* REQUIRED TASK
Exactly reproduce the lines that follow.

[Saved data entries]
_ _ _ _
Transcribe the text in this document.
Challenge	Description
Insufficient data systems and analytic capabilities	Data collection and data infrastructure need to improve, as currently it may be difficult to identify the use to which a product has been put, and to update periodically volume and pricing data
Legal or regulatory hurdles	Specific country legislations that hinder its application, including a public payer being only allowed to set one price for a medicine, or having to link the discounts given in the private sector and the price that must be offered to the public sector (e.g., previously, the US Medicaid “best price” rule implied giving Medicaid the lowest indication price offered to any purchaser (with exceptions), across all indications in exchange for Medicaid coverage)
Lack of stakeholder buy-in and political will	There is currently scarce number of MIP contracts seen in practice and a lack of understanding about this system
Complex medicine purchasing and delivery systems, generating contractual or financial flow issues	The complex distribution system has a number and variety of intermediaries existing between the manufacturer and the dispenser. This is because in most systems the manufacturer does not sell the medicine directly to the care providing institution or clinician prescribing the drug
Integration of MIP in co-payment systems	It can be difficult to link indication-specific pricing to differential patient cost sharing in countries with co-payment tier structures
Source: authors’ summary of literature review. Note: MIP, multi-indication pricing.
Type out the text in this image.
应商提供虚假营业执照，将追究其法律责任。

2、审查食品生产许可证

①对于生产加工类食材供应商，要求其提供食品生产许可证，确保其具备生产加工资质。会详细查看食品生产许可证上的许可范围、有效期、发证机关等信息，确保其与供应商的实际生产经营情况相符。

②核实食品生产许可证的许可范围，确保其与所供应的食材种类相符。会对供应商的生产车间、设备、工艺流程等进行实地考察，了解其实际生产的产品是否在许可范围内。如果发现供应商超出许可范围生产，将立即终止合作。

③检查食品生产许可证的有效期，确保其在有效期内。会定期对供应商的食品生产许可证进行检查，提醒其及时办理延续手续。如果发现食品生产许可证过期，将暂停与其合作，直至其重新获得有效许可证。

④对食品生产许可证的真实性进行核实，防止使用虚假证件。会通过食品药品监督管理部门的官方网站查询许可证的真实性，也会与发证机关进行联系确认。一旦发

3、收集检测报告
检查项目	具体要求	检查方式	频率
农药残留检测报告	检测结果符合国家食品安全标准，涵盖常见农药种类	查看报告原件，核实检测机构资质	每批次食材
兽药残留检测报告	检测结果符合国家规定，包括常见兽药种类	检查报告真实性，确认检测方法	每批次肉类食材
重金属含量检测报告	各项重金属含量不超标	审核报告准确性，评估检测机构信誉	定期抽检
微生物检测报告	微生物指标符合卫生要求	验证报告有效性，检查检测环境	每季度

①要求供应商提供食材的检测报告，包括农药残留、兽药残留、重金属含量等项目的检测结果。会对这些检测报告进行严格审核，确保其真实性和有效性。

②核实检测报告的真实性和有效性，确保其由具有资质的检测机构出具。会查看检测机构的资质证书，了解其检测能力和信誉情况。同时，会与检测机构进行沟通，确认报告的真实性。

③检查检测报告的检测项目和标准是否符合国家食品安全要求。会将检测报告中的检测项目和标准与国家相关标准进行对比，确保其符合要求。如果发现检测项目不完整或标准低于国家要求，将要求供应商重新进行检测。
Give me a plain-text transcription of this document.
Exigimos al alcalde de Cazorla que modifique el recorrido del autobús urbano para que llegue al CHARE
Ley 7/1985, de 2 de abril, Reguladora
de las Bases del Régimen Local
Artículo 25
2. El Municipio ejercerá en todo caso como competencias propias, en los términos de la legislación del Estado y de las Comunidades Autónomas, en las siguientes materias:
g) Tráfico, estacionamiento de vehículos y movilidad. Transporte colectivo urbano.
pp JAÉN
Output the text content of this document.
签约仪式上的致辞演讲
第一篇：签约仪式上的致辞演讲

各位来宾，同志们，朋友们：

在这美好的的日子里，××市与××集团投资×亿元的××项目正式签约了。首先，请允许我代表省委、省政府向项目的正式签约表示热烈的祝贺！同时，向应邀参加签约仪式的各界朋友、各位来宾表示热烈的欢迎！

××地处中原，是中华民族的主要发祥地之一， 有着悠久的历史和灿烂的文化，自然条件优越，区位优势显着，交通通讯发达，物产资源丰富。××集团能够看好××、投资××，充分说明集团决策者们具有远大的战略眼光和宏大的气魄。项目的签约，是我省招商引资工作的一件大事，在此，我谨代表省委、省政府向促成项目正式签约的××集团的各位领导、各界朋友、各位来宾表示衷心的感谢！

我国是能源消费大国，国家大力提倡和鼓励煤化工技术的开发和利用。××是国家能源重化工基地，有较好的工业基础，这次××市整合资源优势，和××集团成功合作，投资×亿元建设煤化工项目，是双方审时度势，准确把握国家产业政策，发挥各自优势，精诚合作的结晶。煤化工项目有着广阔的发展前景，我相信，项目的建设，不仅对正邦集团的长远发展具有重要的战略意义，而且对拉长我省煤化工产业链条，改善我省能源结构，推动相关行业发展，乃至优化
_ _ _ _
* OUTPUT OF THE EXERCISE
Transcribe the text in this document.
Challenge	Description
Insufficient data systems and analytic capabilities	Data collection and data infrastructure need to improve, as currently it may be difficult to identify the use to which a product has been put, and to update periodically volume and pricing data
Legal or regulatory hurdles	Specific country legislations that hinder its application, including a public payer being only allowed to set one price for a medicine, or having to link the discounts given in the private sector and the price that must be offered to the public sector (e.g., previously, the US Medicaid “best price” rule implied giving Medicaid the lowest indication price offered to any purchaser (with exceptions), across all indications in exchange for Medicaid coverage)
Lack of stakeholder buy-in and political will	There is currently scarce number of MIP contracts seen in practice and a lack of understanding about this system
Complex medicine purchasing and delivery systems, generating contractual or financial flow issues	The complex distribution system has a number and variety of intermediaries existing between the manufacturer and the dispenser. This is because in most systems the manufacturer does not sell the medicine directly to the care providing institution or clinician prescribing the drug
Integration of MIP in co-payment systems	It can be difficult to link indication-specific pricing to differential patient cost sharing in countries with co-payment tier structures
Source: authors’ summary of literature review. Note: MIP, multi-indication pricing.
Type out the text in this image.
应商提供虚假营业执照，将追究其法律责任。

2、审查食品生产许可证

①对于生产加工类食材供应商，要求其提供食品生产许可证，确保其具备生产加工资质。会详细查看食品生产许可证上的许可范围、有效期、发证机关等信息，确保其与供应商的实际生产经营情况相符。

②核实食品生产许可证的许可范围，确保其与所供应的食材种类相符。会对供应商的生产车间、设备、工艺流程等进行实地考察，了解其实际生产的产品是否在许可范围内。如果发现供应商超出许可范围生产，将立即终止合作。

③检查食品生产许可证的有效期，确保其在有效期内。会定期对供应商的食品生产许可证进行检查，提醒其及时办理延续手续。如果发现食品生产许可证过期，将暂停与其合作，直至其重新获得有效许可证。

④对食品生产许可证的真实性进行核实，防止使用虚假证件。会通过食品药品监督管理部门的官方网站查询许可证的真实性，也会与发证机关进行联系确认。一旦发

3、收集检测报告
检查项目	具体要求	检查方式	频率
农药残留检测报告	检测结果符合国家食品安全标准，涵盖常见农药种类	查看报告原件，核实检测机构资质	每批次食材
兽药残留检测报告	检测结果符合国家规定，包括常见兽药种类	检查报告真实性，确认检测方法	每批次肉类食材
重金属含量检测报告	各项重金属含量不超标	审核报告准确性，评估检测机构信誉	定期抽检
微生物检测报告	微生物指标符合卫生要求	验证报告有效性，检查检测环境	每季度

①要求供应商提供食材的检测报告，包括农药残留、兽药残留、重金属含量等项目的检测结果。会对这些检测报告进行严格审核，确保其真实性和有效性。

②核实检测报告的真实性和有效性，确保其由具有资质的检测机构出具。会查看检测机构的资质证书，了解其检测能力和信誉情况。同时，会与检测机构进行沟通，确认报告的真实性。

③检查检测报告的检测项目和标准是否符合国家食品安全要求。会将检测报告中的检测项目和标准与国家相关标准进行对比，确保其符合要求。如果发现检测项目不完整或标准低于国家要求，将要求供应商重新进行检测。
Give me a plain-text transcription of this document.
Exigimos al alcalde de Cazorla que modifique el recorrido del autobús urbano para que llegue al CHARE
Ley 7/1985, de 2 de abril, Reguladora
de las Bases del Régimen Local
Artículo 25
2. El Municipio ejercerá en todo caso como competencias propias, en los términos de la legislación del Estado y de las Comunidades Autónomas, en las siguientes materias:
g) Tráfico, estacionamiento de vehículos y movilidad. Transporte colectivo urbano.
pp JAÉN
Output the text content of this document.
签约仪式上的致辞演讲
第一篇：签约仪式上的致辞演讲

各位来宾，同志们，朋友们：

在这美好的的日子里，××市与××集团投资×亿元的××项目正式签约了。首先，请允许我代表省委、省政府向项目的正式签约表示热烈的祝贺！同时，向应邀参加签约仪式的各界朋友、各位来宾表示热烈的欢迎！

××地处中原，是中华民族的主要发祥地之一， 有着悠久的历史和灿烂的文化，自然条件优越，区位优势显着，交通通讯发达，物产资源丰富。××集团能够看好××、投资××，充分说明集团决策者们具有远大的战略眼光和宏大的气魄。项目的签约，是我省招商引资工作的一件大事，在此，我谨代表省委、省政府向促成项目正式签约的××集团的各位领导、各界朋友、各位来宾表示衷心的感谢！

我国是能源消费大国，国家大力提倡和鼓励煤化工技术的开发和利用。××是国家能源重化工基地，有较好的工业基础，这次××市整合资源优势，和××集团成功合作，投资×亿元建设煤化工项目，是双方审时度势，准确把握国家产业政策，发挥各自优势，精诚合作的结晶。煤化工项目有着广阔的发展前景，我相信，项目的建设，不仅对正邦集团的长远发展具有重要的战略意义，而且对拉长我省煤化工产业链条，改善我省能源结构，推动相关行业发展，乃至优化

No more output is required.